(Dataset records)
━━━━━━━━━━━━━━━━━━━━
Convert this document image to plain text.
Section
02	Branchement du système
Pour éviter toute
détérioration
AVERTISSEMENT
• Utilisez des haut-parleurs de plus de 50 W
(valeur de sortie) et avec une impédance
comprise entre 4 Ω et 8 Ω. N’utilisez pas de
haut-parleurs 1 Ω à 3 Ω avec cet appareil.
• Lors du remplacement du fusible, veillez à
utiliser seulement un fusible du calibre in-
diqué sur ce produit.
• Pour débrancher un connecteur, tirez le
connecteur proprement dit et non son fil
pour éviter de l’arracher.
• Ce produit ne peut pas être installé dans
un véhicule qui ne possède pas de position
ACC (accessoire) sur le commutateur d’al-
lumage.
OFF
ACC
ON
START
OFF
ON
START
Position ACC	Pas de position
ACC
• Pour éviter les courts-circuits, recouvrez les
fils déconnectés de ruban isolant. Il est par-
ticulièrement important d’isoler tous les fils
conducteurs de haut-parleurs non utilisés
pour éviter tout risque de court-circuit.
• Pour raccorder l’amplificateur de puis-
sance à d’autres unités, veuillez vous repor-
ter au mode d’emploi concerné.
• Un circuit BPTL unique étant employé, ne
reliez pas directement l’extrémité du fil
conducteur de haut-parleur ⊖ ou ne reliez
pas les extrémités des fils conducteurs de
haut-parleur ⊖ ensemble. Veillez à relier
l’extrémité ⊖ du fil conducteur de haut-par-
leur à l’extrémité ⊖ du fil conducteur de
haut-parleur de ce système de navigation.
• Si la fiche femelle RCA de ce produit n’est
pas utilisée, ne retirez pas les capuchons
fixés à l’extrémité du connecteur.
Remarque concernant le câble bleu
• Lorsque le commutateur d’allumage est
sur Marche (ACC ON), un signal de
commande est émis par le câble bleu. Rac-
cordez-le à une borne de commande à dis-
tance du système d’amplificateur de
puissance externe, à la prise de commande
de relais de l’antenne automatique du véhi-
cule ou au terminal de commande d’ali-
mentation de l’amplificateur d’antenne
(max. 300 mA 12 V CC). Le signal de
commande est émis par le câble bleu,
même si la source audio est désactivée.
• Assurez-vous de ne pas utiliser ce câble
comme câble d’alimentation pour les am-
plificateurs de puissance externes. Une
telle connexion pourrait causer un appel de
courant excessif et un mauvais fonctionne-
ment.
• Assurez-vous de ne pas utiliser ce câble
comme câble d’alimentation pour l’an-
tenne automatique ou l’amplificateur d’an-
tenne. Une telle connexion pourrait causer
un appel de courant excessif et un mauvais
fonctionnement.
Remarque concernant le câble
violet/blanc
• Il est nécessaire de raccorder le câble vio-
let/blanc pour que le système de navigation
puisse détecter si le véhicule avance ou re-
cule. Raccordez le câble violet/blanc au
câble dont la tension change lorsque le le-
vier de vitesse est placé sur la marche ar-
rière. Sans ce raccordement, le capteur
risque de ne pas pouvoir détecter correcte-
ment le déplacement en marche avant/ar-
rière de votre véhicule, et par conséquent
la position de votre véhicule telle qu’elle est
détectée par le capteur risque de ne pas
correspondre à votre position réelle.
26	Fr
━━━━━━━━━━━━━━━━━━━━
WRITTEN REQUEST
Faithfully copy every entry, leaving nothing out.

FINISHED ANSWER
Convert this document image to plain text.
Section
02	Branchement du système
Pour éviter toute
détérioration
AVERTISSEMENT
• Utilisez des haut-parleurs de plus de 50 W
(valeur de sortie) et avec une impédance
comprise entre 4 Ω et 8 Ω. N’utilisez pas de
haut-parleurs 1 Ω à 3 Ω avec cet appareil.
• Lors du remplacement du fusible, veillez à
utiliser seulement un fusible du calibre in-
diqué sur ce produit.
• Pour débrancher un connecteur, tirez le
connecteur proprement dit et non son fil
pour éviter de l’arracher.
• Ce produit ne peut pas être installé dans
un véhicule qui ne possède pas de position
ACC (accessoire) sur le commutateur d’al-
lumage.
OFF
ACC
ON
START
OFF
ON
START
Position ACC	Pas de position
ACC
• Pour éviter les courts-circuits, recouvrez les
fils déconnectés de ruban isolant. Il est par-
ticulièrement important d’isoler tous les fils
conducteurs de haut-parleurs non utilisés
pour éviter tout risque de court-circuit.
• Pour raccorder l’amplificateur de puis-
sance à d’autres unités, veuillez vous repor-
ter au mode d’emploi concerné.
• Un circuit BPTL unique étant employé, ne
reliez pas directement l’extrémité du fil
conducteur de haut-parleur ⊖ ou ne reliez
pas les extrémités des fils conducteurs de
haut-parleur ⊖ ensemble. Veillez à relier
l’extrémité ⊖ du fil conducteur de haut-par-
leur à l’extrémité ⊖ du fil conducteur de
haut-parleur de ce système de navigation.
• Si la fiche femelle RCA de ce produit n’est
pas utilisée, ne retirez pas les capuchons
fixés à l’extrémité du connecteur.
Remarque concernant le câble bleu
• Lorsque le commutateur d’allumage est
sur Marche (ACC ON), un signal de
commande est émis par le câble bleu. Rac-
cordez-le à une borne de commande à dis-
tance du système d’amplificateur de
puissance externe, à la prise de commande
de relais de l’antenne automatique du véhi-
cule ou au terminal de commande d’ali-
mentation de l’amplificateur d’antenne
(max. 300 mA 12 V CC). Le signal de
commande est émis par le câble bleu,
même si la source audio est désactivée.
• Assurez-vous de ne pas utiliser ce câble
comme câble d’alimentation pour les am-
plificateurs de puissance externes. Une
telle connexion pourrait causer un appel de
courant excessif et un mauvais fonctionne-
ment.
• Assurez-vous de ne pas utiliser ce câble
comme câble d’alimentation pour l’an-
tenne automatique ou l’amplificateur d’an-
tenne. Une telle connexion pourrait causer
un appel de courant excessif et un mauvais
fonctionnement.
Remarque concernant le câble
violet/blanc
• Il est nécessaire de raccorder le câble vio-
let/blanc pour que le système de navigation
puisse détecter si le véhicule avance ou re-
cule. Raccordez le câble violet/blanc au
câble dont la tension change lorsque le le-
vier de vitesse est placé sur la marche ar-
rière. Sans ce raccordement, le capteur
risque de ne pas pouvoir détecter correcte-
ment le déplacement en marche avant/ar-
rière de votre véhicule, et par conséquent
la position de votre véhicule telle qu’elle est
détectée par le capteur risque de ne pas
correspondre à votre position réelle.
26	Fr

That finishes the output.